§ What the task requires
Repeat each line exactly as it is written.

§ Exercise materials
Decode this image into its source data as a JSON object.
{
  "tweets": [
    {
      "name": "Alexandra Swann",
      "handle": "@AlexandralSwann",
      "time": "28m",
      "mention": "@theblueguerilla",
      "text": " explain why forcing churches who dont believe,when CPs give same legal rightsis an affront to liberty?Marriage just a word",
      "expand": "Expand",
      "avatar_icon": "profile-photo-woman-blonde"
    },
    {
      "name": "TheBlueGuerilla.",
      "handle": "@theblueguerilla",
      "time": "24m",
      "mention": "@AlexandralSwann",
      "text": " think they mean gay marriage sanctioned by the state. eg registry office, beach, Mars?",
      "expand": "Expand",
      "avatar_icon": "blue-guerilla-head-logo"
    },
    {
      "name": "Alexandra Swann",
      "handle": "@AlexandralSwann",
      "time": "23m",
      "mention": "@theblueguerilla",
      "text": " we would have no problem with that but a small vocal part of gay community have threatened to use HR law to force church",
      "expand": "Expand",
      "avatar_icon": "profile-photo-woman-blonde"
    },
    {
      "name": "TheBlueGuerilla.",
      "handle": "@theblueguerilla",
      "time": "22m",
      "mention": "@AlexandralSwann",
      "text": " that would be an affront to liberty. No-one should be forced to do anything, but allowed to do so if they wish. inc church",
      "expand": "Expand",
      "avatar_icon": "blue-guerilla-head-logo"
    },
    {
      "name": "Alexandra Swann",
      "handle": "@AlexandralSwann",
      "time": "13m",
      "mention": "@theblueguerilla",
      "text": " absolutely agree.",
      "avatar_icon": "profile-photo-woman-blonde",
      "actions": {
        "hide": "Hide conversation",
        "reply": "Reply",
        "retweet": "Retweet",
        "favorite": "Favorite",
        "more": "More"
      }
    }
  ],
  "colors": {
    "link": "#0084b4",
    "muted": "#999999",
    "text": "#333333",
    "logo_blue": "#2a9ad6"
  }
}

§ Solution to this exercise
Decode this image into its source data as a JSON object.
{
  "tweets": [
    {
      "name": "Alexandra Swann",
      "handle": "@AlexandralSwann",
      "time": "28m",
      "mention": "@theblueguerilla",
      "text": " explain why forcing churches who dont believe,when CPs give same legal rightsis an affront to liberty?Marriage just a word",
      "expand": "Expand",
      "avatar_icon": "profile-photo-woman-blonde"
    },
    {
      "name": "TheBlueGuerilla.",
      "handle": "@theblueguerilla",
      "time": "24m",
      "mention": "@AlexandralSwann",
      "text": " think they mean gay marriage sanctioned by the state. eg registry office, beach, Mars?",
      "expand": "Expand",
      "avatar_icon": "blue-guerilla-head-logo"
    },
    {
      "name": "Alexandra Swann",
      "handle": "@AlexandralSwann",
      "time": "23m",
      "mention": "@theblueguerilla",
      "text": " we would have no problem with that but a small vocal part of gay community have threatened to use HR law to force church",
      "expand": "Expand",
      "avatar_icon": "profile-photo-woman-blonde"
    },
    {
      "name": "TheBlueGuerilla.",
      "handle": "@theblueguerilla",
      "time": "22m",
      "mention": "@AlexandralSwann",
      "text": " that would be an affront to liberty. No-one should be forced to do anything, but allowed to do so if they wish. inc church",
      "expand": "Expand",
      "avatar_icon": "blue-guerilla-head-logo"
    },
    {
      "name": "Alexandra Swann",
      "handle": "@AlexandralSwann",
      "time": "13m",
      "mention": "@theblueguerilla",
      "text": " absolutely agree.",
      "avatar_icon": "profile-photo-woman-blonde",
      "actions": {
        "hide": "Hide conversation",
        "reply": "Reply",
        "retweet": "Retweet",
        "favorite": "Favorite",
        "more": "More"
      }
    }
  ],
  "colors": {
    "link": "#0084b4",
    "muted": "#999999",
    "text": "#333333",
    "logo_blue": "#2a9ad6"
  }
}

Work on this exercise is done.